───── Input records
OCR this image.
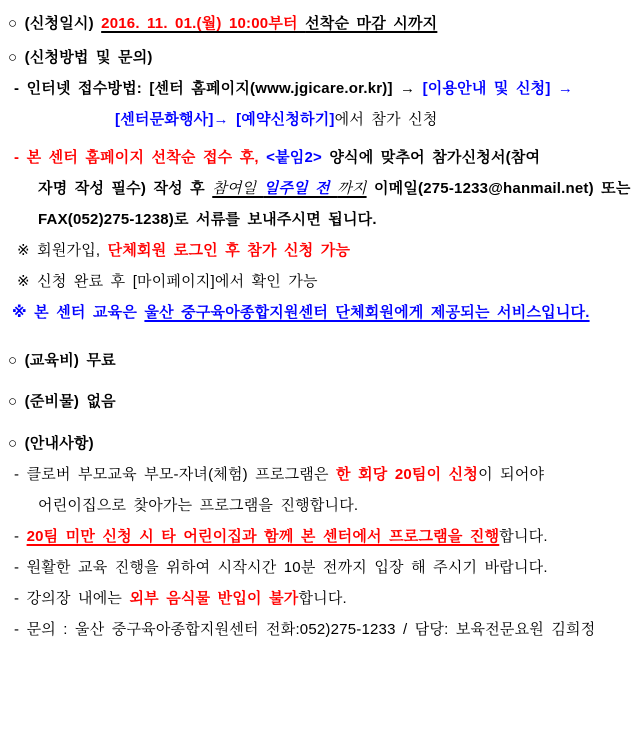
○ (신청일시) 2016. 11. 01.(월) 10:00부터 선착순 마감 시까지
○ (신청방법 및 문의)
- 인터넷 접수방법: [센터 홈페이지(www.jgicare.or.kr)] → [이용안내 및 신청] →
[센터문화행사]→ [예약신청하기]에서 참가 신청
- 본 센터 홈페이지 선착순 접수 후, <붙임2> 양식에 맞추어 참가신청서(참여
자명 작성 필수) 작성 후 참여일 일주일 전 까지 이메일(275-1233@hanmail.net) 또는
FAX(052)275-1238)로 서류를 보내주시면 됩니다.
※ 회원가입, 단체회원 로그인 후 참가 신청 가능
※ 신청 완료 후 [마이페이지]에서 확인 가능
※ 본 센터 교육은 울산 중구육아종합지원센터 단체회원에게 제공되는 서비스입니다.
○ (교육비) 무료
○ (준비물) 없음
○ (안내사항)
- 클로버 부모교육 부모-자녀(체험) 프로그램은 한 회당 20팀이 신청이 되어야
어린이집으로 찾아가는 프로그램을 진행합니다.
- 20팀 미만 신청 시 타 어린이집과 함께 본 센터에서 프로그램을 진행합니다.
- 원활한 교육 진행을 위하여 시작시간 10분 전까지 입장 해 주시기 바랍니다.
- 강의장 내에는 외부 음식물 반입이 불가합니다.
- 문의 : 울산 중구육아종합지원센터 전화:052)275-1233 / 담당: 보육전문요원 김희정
──────────
───── Input records
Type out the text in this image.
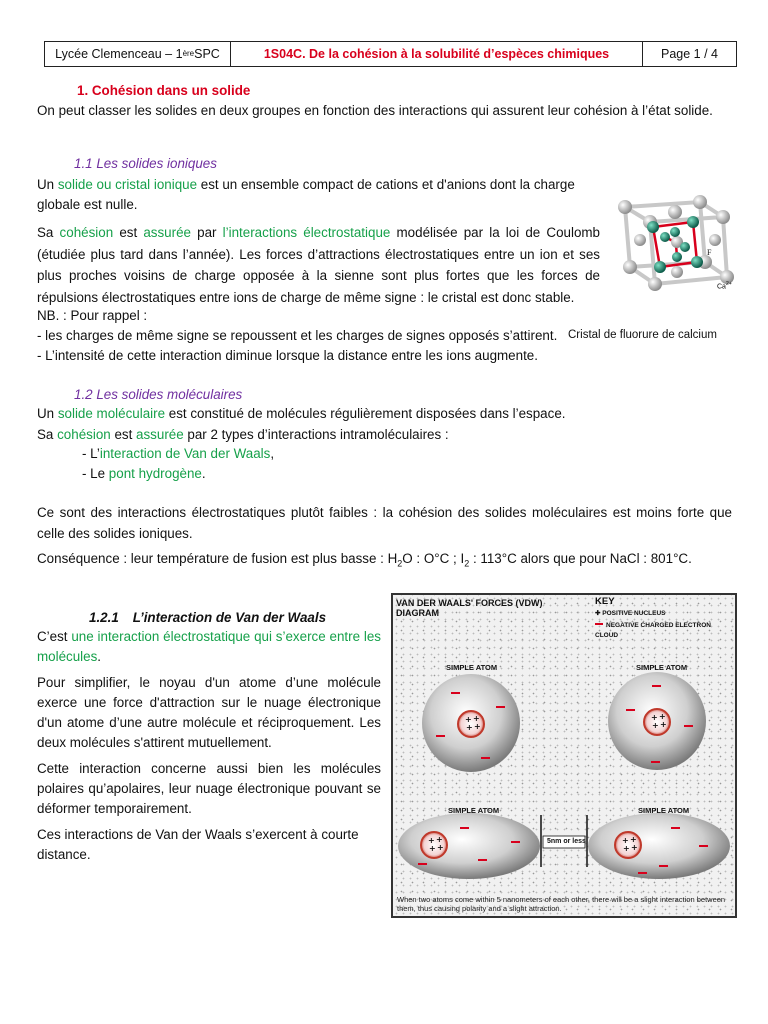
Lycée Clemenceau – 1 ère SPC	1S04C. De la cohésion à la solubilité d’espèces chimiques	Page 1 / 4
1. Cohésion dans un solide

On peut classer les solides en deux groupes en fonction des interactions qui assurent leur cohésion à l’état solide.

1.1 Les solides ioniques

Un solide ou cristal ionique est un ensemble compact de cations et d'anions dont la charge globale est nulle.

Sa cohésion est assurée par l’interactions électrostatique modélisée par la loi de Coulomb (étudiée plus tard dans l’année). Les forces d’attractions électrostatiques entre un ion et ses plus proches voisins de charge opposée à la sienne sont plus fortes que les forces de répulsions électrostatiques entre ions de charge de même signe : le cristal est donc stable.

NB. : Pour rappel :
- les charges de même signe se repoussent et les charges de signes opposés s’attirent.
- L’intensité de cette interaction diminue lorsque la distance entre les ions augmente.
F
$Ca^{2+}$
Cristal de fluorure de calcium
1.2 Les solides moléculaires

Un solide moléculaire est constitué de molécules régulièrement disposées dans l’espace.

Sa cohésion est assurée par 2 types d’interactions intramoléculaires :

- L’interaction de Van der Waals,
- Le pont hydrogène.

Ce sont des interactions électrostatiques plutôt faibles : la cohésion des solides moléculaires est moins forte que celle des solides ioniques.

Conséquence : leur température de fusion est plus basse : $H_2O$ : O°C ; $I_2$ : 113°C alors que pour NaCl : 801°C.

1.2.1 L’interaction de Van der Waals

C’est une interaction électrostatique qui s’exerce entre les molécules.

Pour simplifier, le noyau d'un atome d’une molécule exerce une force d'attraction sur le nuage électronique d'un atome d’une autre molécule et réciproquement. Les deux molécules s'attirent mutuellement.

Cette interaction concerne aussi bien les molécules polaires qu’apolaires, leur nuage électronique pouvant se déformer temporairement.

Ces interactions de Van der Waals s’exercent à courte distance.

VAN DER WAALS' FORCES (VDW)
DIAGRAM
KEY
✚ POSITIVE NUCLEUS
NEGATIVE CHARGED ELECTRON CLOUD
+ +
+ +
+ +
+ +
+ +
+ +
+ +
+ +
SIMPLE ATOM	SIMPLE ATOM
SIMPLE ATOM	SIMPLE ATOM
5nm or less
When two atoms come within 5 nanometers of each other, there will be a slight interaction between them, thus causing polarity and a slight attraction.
──────────
- **Exercise aim**:
Reply with nothing but a number: how many lines of the entries above contain the string "interactions"?

- **Finished task**:
5